▶ [Short problem] Single out each line with the word "this" and copy it.

[START OF Information given]

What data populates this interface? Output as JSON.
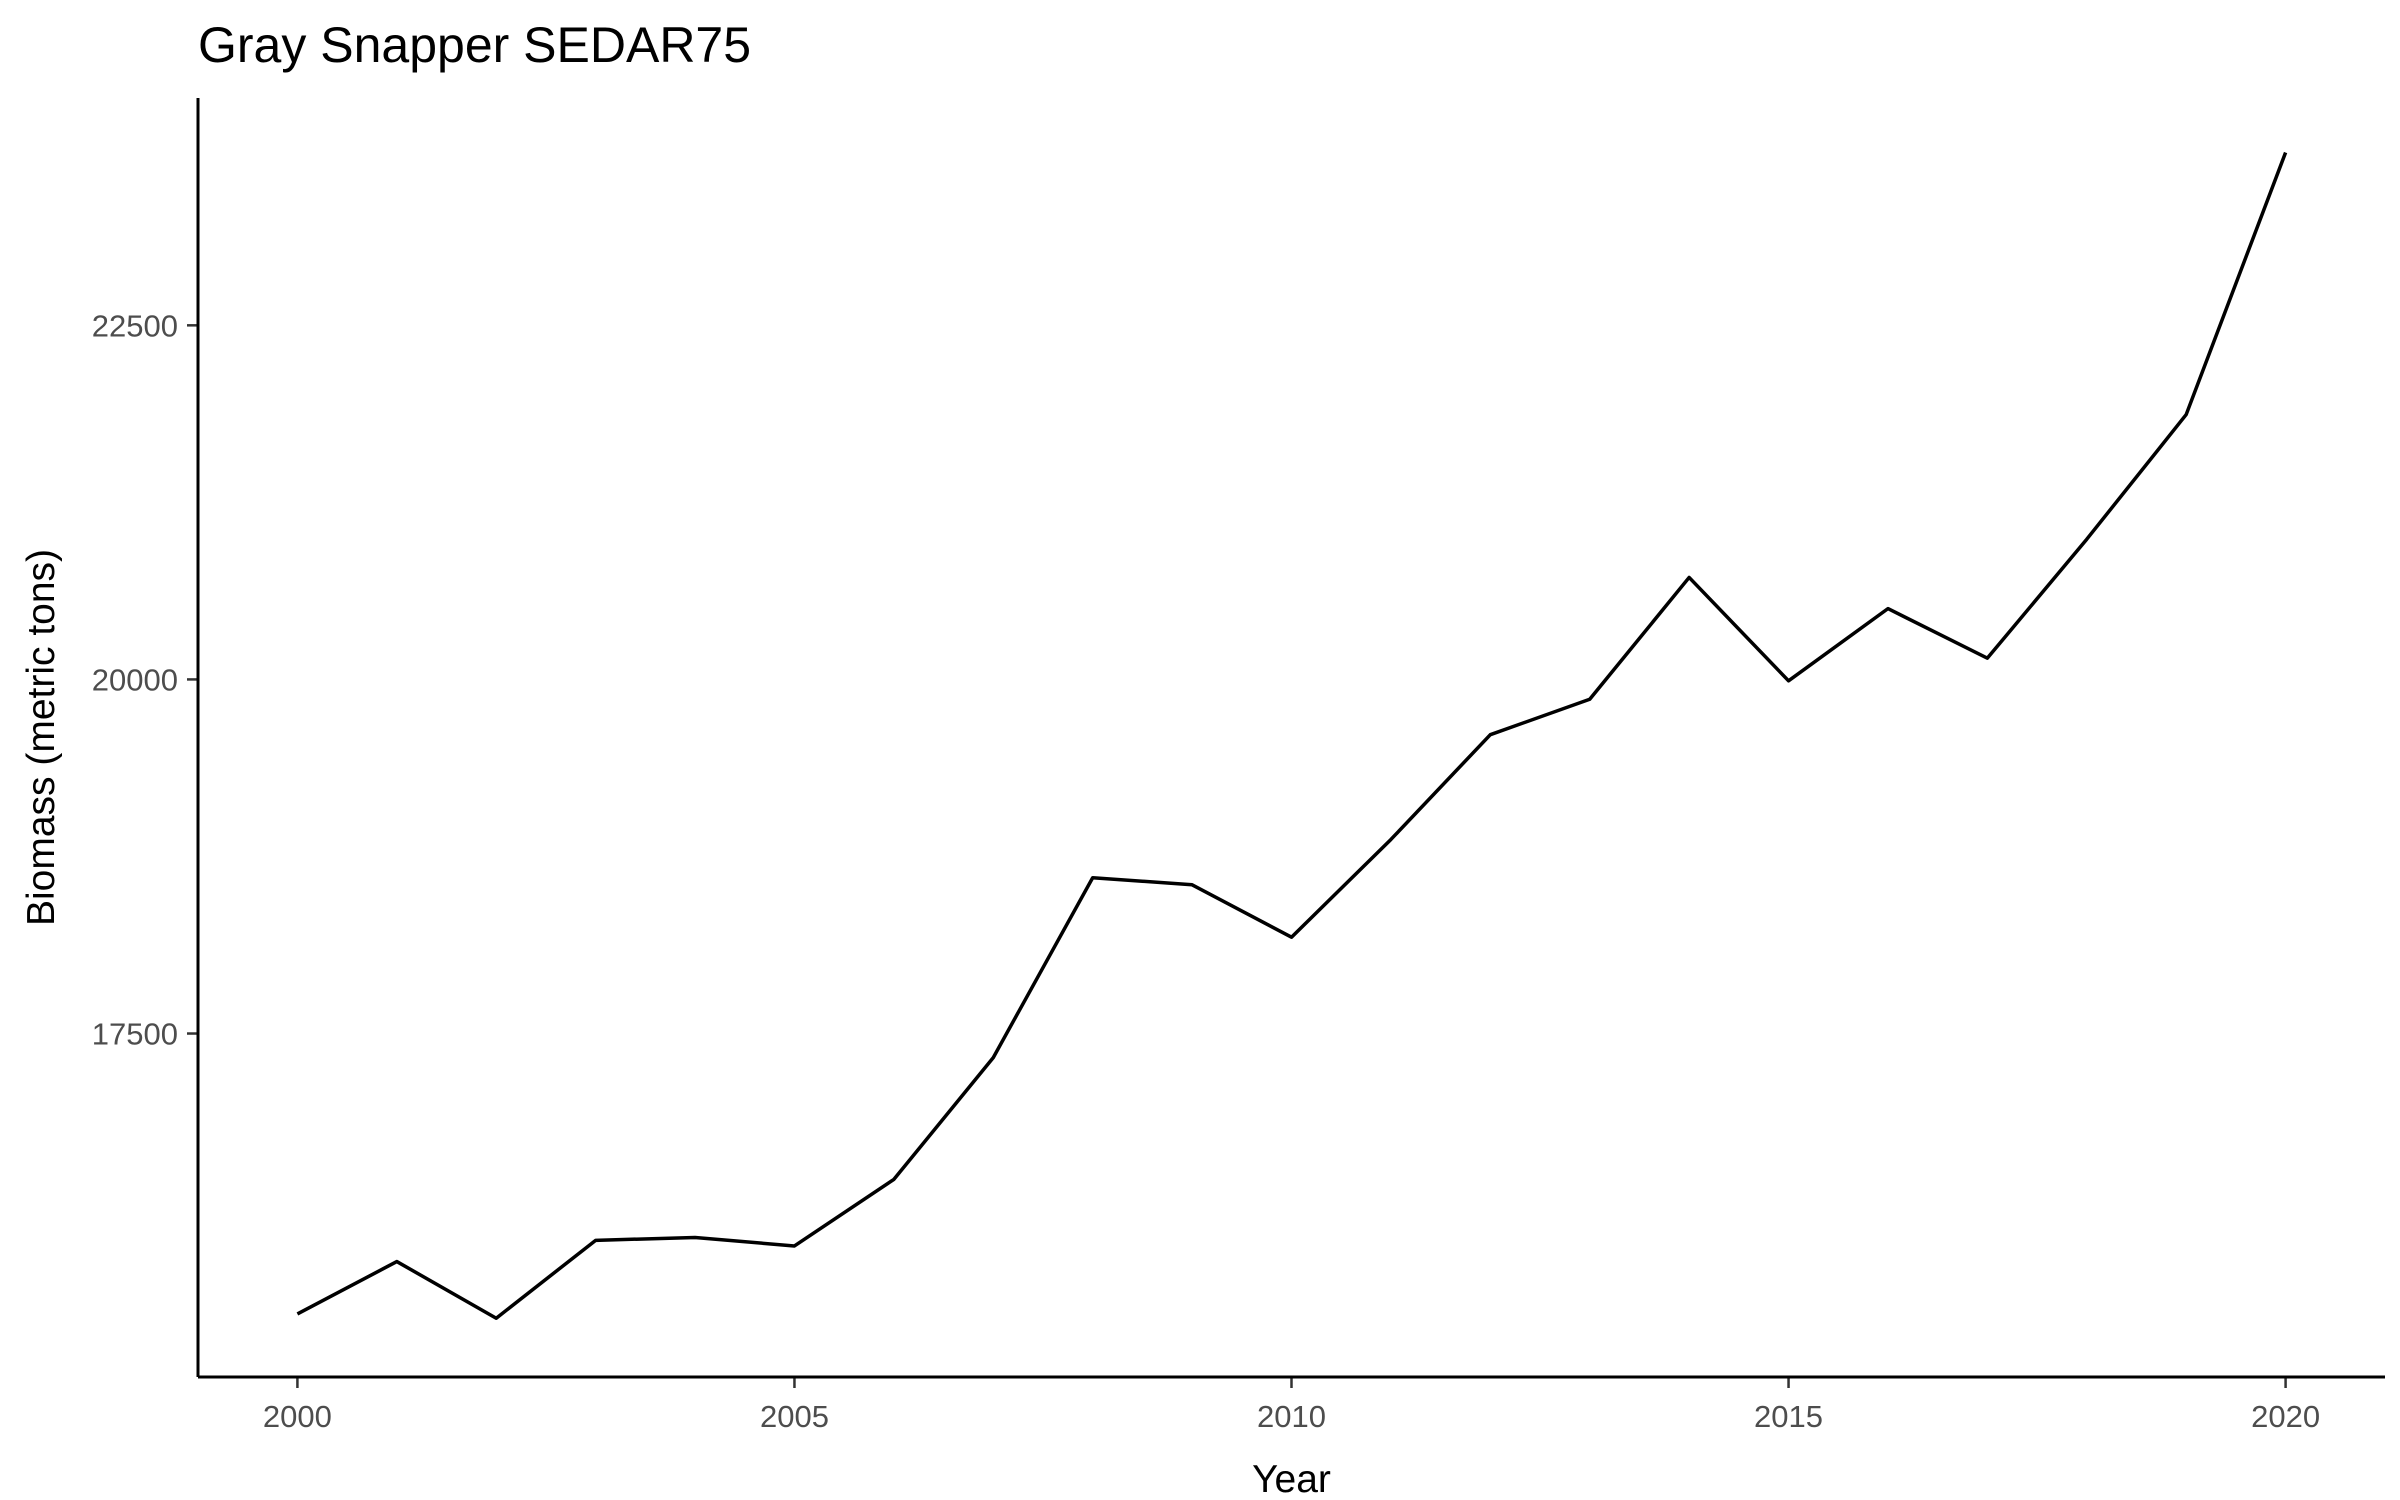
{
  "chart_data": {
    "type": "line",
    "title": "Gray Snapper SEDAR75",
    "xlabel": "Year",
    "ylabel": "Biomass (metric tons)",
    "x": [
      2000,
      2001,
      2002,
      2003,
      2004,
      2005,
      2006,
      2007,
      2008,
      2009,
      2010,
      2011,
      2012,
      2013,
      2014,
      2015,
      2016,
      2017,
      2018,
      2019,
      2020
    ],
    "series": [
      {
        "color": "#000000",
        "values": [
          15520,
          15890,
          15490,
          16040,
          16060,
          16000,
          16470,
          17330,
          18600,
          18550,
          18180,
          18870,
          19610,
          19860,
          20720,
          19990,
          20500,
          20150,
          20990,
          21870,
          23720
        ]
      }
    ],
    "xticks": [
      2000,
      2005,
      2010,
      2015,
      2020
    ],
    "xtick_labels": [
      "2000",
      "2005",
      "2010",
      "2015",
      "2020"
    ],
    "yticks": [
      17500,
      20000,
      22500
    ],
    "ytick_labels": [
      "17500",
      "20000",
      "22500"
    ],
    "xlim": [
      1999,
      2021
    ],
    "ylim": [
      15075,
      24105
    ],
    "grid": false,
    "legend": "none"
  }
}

[END OF Information given]
[START OF Information given]

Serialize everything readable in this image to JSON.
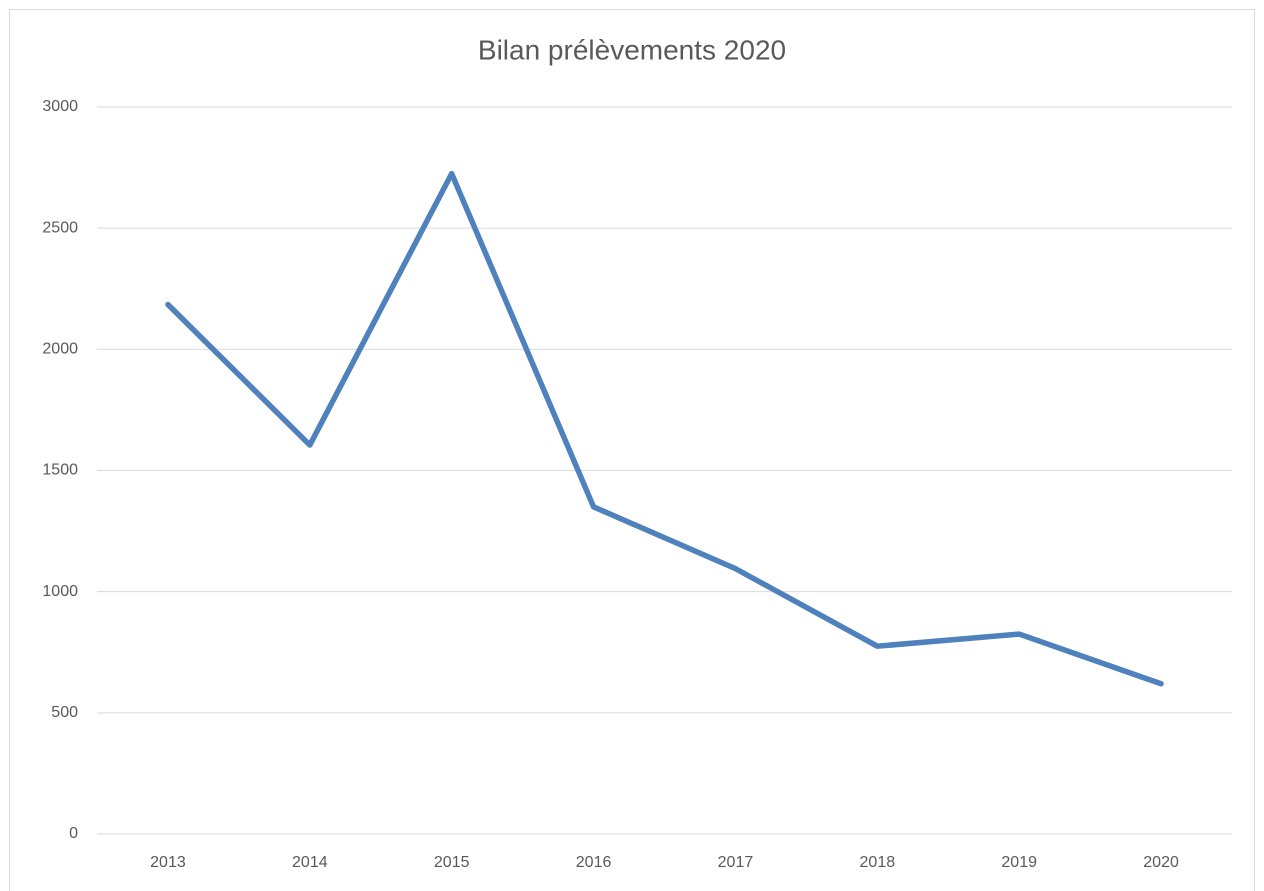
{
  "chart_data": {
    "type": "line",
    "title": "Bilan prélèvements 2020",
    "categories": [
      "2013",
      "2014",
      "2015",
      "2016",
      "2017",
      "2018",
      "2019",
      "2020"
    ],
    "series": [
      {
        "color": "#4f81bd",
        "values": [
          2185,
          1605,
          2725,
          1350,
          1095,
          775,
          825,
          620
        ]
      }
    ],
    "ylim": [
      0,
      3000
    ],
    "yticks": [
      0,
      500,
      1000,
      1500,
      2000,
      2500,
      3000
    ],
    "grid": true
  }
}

[END OF Information given]

▶ [Exercise result]
What data populates this interface? Output as JSON.
Serialize everything readable in this image to JSON.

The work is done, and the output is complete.